**PASSAGE TO READ**:
There was a piece in The Times yesterday on Darling - what a nice, unassuming person he was, how unlike Blair, humble and modest etc.etc. We shall see....power does things to people. Another politician to watch, along with Miliband, though Gordon will hold on to the reins very tightly.

David Miliband (3)

It's time to turn my attention to young Mr Miliband again on the occasion of his appointment as Foreign Secretary. I knew it wouldn't be long before he'd get something really important, and Brown gave him his reward for not standing against him. And it appears that Miliband made absolutely the right decision not to stand - he would have been dead in the water by now if he had as he would undoubtedly have lost. Now he's got a chance to shine - Foreign Secretary isn't the graveyard for ambition that Home Secretary almost invariably turns out to be. He won't have an easy ride - Iraq, the ever-expanding EU, the thorny question of our relationship with the US, all are potential banana-skins, but he's made all the right noises so far. Distancing himself from the previous regime for a start, and sounding humble and non-belligerent. Anyway we shall see. His blog's been suspended for the moment and I wonder if it'll come back to life - I would think it'll be difficult for him to muse in public in the same way when he's having to deal with matters of dealing with international security, it's not the same as recycling and climate change. I shall continue to watch his progress with interest - he hasn't disappointed me yet. He displays a wide-eyed innocence in public but underneath I believe there's calculation and steely intelligence. But I'm prepared to be proved wrong.

Wednesday, 27 June 2007

Blair's farewell

So Blair has gone - I've seen snippets of his last day, Prime Minister's Questions, then his departure from Downing Street with Cherie to see the Queen. Now Gordon Brown is on the radio giving his first speech. Somehow it feels momentous, more than I'd expected. Things really are radically different now from 1997. I remember how optimistic we all were, the euphoria. It really did seem as if a dark cloud had lifted. For those of us who brought up children during the Thatcher years it had been a punishing time.
Whatever one thinks of Blair, and I have to say my feelings are very, very mixed, he is an extraordinary performer, and that's the key - performer. He knew how to do that more than anything, and Brown will be completely different. I'm deeply conflicted in my opinions of Brown - I don't trust him an inch, but appreciate what he's done, for pensioners for example. My mother is vastly better off than she was under the Tories, when she received a pittance. Tax credits have helped people enormously, but the way it's been developed and administered has been a fiasco. It seems that Brown just gave the orders and left it to a bunch of management consultants to devise the structure. It works well for people with steady jobs, whose income doesn't fluctuate, or for people who live on benefit, but for people with chaotic lives, or the self-employed, or for those who major changes in their circumstances, it works very badly.
Anyway, we shall see. He isn't going to be able to predict events to the same extent, so it'll be interesting to see how he responds to things he can't control. This government has been the first one that's been run by people of my generation and I can't say they've made an especially good job of it. Not better than previous generations anyway. Spin and soundbites, while they existed under the previous government, really took off under this one. The enormously enjoyable BBC-4 comedy, The Thick of It had it nailed.

**STORED RECORDS**:

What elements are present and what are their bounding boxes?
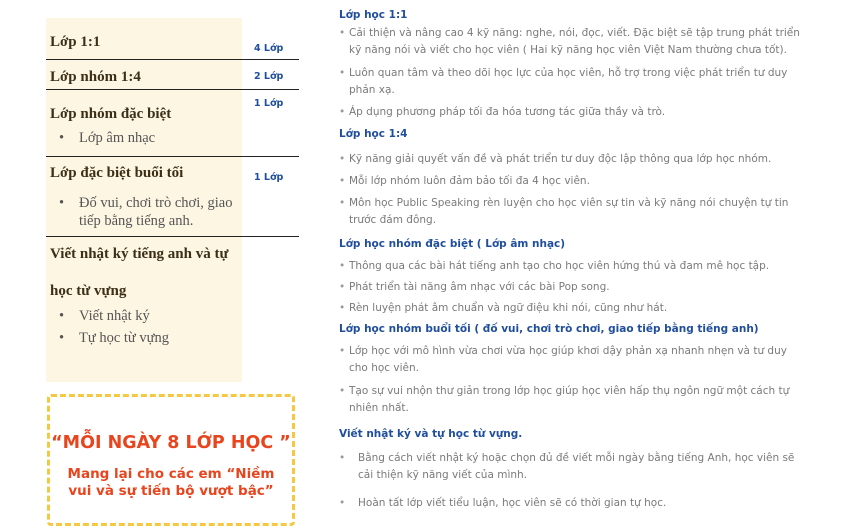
class-count: 1 Lớp [254, 98, 284, 109]
list-item: • Tạo sự vui nhộn thư giản trong lớp học giúp học viên hấp thụ ngôn ngữ một cách tự nhiên nhất. [339, 385, 790, 414]
list-item: • Luôn quan tâm và theo dõi học lực của học viên, hỗ trợ trong việc phát triển tư duy phản xạ. [339, 67, 788, 96]
divider [46, 156, 299, 157]
bullet-icon: • [339, 153, 346, 165]
class-name: Viết nhật ký tiếng anh và tự [50, 246, 229, 262]
list-item: • Kỹ năng giải quyết vấn đề và phát triển tư duy độc lập thông qua lớp học nhóm. [339, 151, 807, 168]
bullet-icon: • [339, 302, 346, 314]
class-name: Lớp 1:1 [50, 34, 101, 50]
bullet-icon: • [339, 67, 346, 79]
motto-title: “MỖI NGÀY 8 LỚP HỌC ” [51, 433, 291, 453]
list-item: • Lớp âm nhạc [59, 130, 156, 146]
section-title: Lớp học nhóm đặc biệt ( Lớp âm nhạc) [339, 238, 566, 250]
list-item: • Bằng cách viết nhật ký hoặc chọn đủ đề viết mỗi ngày bằng tiếng Anh, học viên sẽ cải thiện kỹ năng viết của mình. [339, 452, 795, 481]
section-title: Lớp học 1:1 [339, 9, 408, 21]
bullet-icon: • [339, 175, 346, 187]
bullet-icon: • [339, 260, 346, 272]
bullet-icon: • [59, 308, 65, 324]
list-item: • Áp dụng phương pháp tối đa hóa tương tác giữa thầy và trò. [339, 104, 807, 121]
divider [46, 236, 299, 237]
list-item: • Mỗi lớp nhóm luôn đảm bảo tối đa 4 học viên. [339, 173, 807, 190]
bullet-icon: • [59, 195, 65, 211]
list-item: • Thông qua các bài hát tiếng anh tạo cho học viên hứng thú và đam mê học tập. [339, 258, 807, 275]
list-item: • Tự học từ vựng [59, 330, 170, 346]
divider [46, 89, 299, 90]
bullet-icon: • [59, 130, 65, 146]
motto-box [47, 394, 295, 526]
class-count: 1 Lớp [254, 172, 284, 183]
list-item: • Phát triển tài năng âm nhạc với các bài Pop song. [339, 279, 807, 296]
class-name: học từ vựng [50, 283, 127, 299]
section-title: Viết nhật ký và tự học từ vựng. [339, 428, 523, 440]
list-item: • Lớp học với mô hình vừa chơi vừa học giúp khơi dậy phản xạ nhanh nhẹn và tư duy cho học viên. [339, 345, 787, 374]
bullet-icon: • [339, 497, 346, 509]
list-item: • Rèn luyện phát âm chuẩn và ngữ điệu khi nói, cũng như hát. [339, 300, 807, 317]
class-name: Lớp đặc biệt buổi tối [50, 165, 184, 181]
list-item: • Đố vui, chơi trò chơi, giao tiếp bằng tiếng anh. [59, 195, 233, 229]
bullet-icon: • [59, 330, 65, 346]
motto-subtitle: Mang lại cho các em “Niềm vui và sự tiến bộ vượt bậc” [67, 466, 275, 499]
class-name: Lớp nhóm 1:4 [50, 69, 141, 85]
divider [46, 59, 299, 60]
list-item: • Viết nhật ký [59, 308, 150, 324]
list-item: • Môn học Public Speaking rèn luyện cho học viên sự tin và kỹ năng nói chuyện tự tin trước đám đông. [339, 197, 789, 226]
bullet-icon: • [339, 281, 346, 293]
section-title: Lớp học nhóm buổi tối ( đố vui, chơi trò chơi, giao tiếp bằng tiếng anh) [339, 323, 759, 335]
bullet-icon: • [339, 345, 346, 357]
bullet-icon: • [339, 27, 346, 39]
class-count: 2 Lớp [254, 71, 284, 82]
bullet-icon: • [339, 106, 346, 118]
bullet-icon: • [339, 197, 346, 209]
section-title: Lớp học 1:4 [339, 128, 408, 140]
bullet-icon: • [339, 452, 346, 464]
class-name: Lớp nhóm đặc biệt [50, 106, 172, 122]
list-item: • Hoàn tất lớp viết tiểu luận, học viên sẽ có thời gian tự học. [339, 495, 807, 512]
class-count: 4 Lớp [254, 43, 284, 54]
bullet-icon: • [339, 385, 346, 397]
list-item: • Cải thiện và nâng cao 4 kỹ năng: nghe, nói, đọc, viết. Đặc biệt sẽ tập trung phát triển kỹ năng nói và viết cho học viên ( Hai kỹ năng học viên Việt Nam thường chưa tốt). [339, 27, 800, 56]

**GOAL OF THE EXERCISE**: Please copy the stretch of the blog text from "Wednesday, 27 June" through "a punishing time." word for word.

**COMPLETE RESPONSE**:
Wednesday, 27 June 2007

Blair's farewell

So Blair has gone - I've seen snippets of his last day, Prime Minister's Questions, then his departure from Downing Street with Cherie to see the Queen. Now Gordon Brown is on the radio giving his first speech. Somehow it feels momentous, more than I'd expected. Things really are radically different now from 1997. I remember how optimistic we all were, the euphoria. It really did seem as if a dark cloud had lifted. For those of us who brought up children during the Thatcher years it had been a punishing time.